• **Element boundary items**:
━━━━━━━━━━━━━━━━

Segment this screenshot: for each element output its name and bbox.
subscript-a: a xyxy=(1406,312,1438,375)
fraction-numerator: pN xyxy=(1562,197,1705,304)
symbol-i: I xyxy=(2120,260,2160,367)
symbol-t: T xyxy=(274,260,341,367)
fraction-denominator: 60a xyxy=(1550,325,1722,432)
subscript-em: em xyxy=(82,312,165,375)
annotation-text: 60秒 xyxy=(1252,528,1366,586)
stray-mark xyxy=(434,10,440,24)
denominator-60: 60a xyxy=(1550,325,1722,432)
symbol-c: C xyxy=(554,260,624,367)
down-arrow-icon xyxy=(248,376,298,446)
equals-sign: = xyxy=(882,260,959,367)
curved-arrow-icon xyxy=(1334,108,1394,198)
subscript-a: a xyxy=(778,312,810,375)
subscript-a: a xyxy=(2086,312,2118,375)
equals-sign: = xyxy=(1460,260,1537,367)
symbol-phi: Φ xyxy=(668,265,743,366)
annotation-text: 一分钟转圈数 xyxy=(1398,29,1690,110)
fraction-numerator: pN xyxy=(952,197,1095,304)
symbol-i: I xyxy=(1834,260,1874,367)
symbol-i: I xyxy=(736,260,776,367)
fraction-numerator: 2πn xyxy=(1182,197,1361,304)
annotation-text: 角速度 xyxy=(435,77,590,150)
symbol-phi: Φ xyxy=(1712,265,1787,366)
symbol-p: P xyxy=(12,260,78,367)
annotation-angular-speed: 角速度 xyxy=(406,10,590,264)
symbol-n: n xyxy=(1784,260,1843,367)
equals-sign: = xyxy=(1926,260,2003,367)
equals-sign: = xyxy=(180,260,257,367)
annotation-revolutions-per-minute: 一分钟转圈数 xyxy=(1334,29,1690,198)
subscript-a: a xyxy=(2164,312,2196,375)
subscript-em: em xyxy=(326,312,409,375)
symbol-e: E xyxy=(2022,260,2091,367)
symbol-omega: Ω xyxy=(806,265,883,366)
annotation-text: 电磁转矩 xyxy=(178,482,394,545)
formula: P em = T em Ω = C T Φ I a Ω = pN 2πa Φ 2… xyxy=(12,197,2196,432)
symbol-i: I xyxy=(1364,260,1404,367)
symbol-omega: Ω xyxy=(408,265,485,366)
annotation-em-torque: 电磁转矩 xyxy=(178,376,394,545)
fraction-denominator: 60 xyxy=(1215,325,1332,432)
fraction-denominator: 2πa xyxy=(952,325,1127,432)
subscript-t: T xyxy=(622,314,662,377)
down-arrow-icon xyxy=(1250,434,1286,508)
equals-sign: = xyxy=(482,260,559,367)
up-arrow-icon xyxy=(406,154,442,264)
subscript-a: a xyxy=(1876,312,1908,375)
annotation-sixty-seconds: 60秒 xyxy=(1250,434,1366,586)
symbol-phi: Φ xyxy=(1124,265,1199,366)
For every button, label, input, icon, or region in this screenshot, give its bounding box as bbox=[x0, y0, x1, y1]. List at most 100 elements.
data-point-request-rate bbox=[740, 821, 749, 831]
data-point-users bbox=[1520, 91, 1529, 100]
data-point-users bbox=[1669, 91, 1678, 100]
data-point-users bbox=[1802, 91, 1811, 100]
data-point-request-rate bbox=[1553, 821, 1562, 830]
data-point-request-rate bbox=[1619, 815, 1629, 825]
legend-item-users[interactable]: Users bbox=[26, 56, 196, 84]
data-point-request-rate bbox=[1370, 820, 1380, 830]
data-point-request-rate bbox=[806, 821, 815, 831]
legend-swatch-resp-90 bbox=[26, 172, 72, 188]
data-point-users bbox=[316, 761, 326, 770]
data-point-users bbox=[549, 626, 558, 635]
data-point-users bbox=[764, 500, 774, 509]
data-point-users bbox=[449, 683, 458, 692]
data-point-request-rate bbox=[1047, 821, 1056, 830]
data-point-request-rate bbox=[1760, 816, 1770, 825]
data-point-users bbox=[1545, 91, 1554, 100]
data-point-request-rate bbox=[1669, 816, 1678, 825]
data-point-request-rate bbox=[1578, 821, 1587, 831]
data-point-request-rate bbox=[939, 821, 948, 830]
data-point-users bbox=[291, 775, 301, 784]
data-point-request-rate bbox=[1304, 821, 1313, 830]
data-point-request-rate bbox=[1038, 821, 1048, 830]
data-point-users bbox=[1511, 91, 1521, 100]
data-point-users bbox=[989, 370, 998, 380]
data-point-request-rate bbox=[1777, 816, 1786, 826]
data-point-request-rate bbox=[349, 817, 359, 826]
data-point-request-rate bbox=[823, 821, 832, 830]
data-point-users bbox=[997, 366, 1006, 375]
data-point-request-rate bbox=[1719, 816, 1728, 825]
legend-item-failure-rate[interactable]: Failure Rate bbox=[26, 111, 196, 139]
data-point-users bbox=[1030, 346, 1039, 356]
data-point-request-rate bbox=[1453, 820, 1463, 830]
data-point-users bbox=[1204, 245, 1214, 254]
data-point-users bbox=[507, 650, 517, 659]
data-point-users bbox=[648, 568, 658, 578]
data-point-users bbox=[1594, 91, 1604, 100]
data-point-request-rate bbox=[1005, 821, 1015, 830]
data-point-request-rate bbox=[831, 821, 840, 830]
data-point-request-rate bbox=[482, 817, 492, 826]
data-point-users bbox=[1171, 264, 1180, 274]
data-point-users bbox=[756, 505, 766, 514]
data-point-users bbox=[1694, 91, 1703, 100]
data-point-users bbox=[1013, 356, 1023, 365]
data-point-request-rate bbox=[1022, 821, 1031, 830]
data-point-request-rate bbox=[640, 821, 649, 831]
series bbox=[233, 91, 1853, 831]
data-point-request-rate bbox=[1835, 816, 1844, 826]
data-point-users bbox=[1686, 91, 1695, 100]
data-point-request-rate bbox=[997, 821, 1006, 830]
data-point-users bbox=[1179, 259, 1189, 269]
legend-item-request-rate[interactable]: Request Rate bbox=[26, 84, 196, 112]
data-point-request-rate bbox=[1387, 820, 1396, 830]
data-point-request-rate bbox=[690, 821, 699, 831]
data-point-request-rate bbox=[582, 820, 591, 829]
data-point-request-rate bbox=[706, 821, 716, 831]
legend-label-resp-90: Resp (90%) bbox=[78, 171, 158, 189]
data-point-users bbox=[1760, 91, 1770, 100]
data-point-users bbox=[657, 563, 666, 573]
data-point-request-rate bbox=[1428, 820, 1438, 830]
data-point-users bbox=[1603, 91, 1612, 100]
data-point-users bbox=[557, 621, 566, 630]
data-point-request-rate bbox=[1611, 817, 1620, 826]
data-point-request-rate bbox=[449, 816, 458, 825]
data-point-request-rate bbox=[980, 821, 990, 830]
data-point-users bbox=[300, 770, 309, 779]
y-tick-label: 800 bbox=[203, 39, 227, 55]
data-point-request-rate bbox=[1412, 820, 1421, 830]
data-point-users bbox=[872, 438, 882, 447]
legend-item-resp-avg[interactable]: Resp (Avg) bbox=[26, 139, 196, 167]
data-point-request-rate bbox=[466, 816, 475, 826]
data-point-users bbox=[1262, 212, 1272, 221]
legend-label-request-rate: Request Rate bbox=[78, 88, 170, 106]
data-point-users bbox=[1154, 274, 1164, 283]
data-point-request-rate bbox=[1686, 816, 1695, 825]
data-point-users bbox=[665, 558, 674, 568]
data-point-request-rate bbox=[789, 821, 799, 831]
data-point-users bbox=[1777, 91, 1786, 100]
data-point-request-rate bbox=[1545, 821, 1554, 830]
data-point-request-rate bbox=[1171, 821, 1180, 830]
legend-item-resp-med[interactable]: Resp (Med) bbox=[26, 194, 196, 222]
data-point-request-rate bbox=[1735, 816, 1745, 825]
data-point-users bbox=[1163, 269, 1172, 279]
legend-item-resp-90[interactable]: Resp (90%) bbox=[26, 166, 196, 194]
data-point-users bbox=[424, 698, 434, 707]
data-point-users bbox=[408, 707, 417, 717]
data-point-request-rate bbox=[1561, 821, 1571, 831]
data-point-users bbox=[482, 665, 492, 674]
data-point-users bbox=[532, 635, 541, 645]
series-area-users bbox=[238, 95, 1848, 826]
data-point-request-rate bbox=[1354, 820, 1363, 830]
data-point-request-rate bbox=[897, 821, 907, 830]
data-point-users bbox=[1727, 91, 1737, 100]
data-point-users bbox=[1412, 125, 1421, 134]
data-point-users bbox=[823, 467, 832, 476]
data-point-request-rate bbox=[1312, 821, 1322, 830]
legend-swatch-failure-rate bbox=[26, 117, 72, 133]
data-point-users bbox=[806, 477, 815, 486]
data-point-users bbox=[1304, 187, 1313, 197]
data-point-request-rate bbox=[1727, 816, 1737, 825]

━━━━━━━━━━━━━━━━

• **Stated exercise**: Rewrite everything from the start of the items down through the line containing "annotation-text: 角速度 xyxy=(435,77,590,150)", changing "equals-sign" to "equals-symbol" and keeping all else as it is.

• **Written answer**:
Segment this screenshot: for each element output its name and bbox.
subscript-a: a xyxy=(1406,312,1438,375)
fraction-numerator: pN xyxy=(1562,197,1705,304)
symbol-i: I xyxy=(2120,260,2160,367)
symbol-t: T xyxy=(274,260,341,367)
fraction-denominator: 60a xyxy=(1550,325,1722,432)
subscript-em: em xyxy=(82,312,165,375)
annotation-text: 60秒 xyxy=(1252,528,1366,586)
stray-mark xyxy=(434,10,440,24)
denominator-60: 60a xyxy=(1550,325,1722,432)
symbol-c: C xyxy=(554,260,624,367)
down-arrow-icon xyxy=(248,376,298,446)
equals-symbol: = xyxy=(882,260,959,367)
curved-arrow-icon xyxy=(1334,108,1394,198)
subscript-a: a xyxy=(778,312,810,375)
subscript-a: a xyxy=(2086,312,2118,375)
equals-symbol: = xyxy=(1460,260,1537,367)
symbol-phi: Φ xyxy=(668,265,743,366)
annotation-text: 一分钟转圈数 xyxy=(1398,29,1690,110)
fraction-numerator: pN xyxy=(952,197,1095,304)
symbol-i: I xyxy=(1834,260,1874,367)
symbol-i: I xyxy=(736,260,776,367)
fraction-numerator: 2πn xyxy=(1182,197,1361,304)
annotation-text: 角速度 xyxy=(435,77,590,150)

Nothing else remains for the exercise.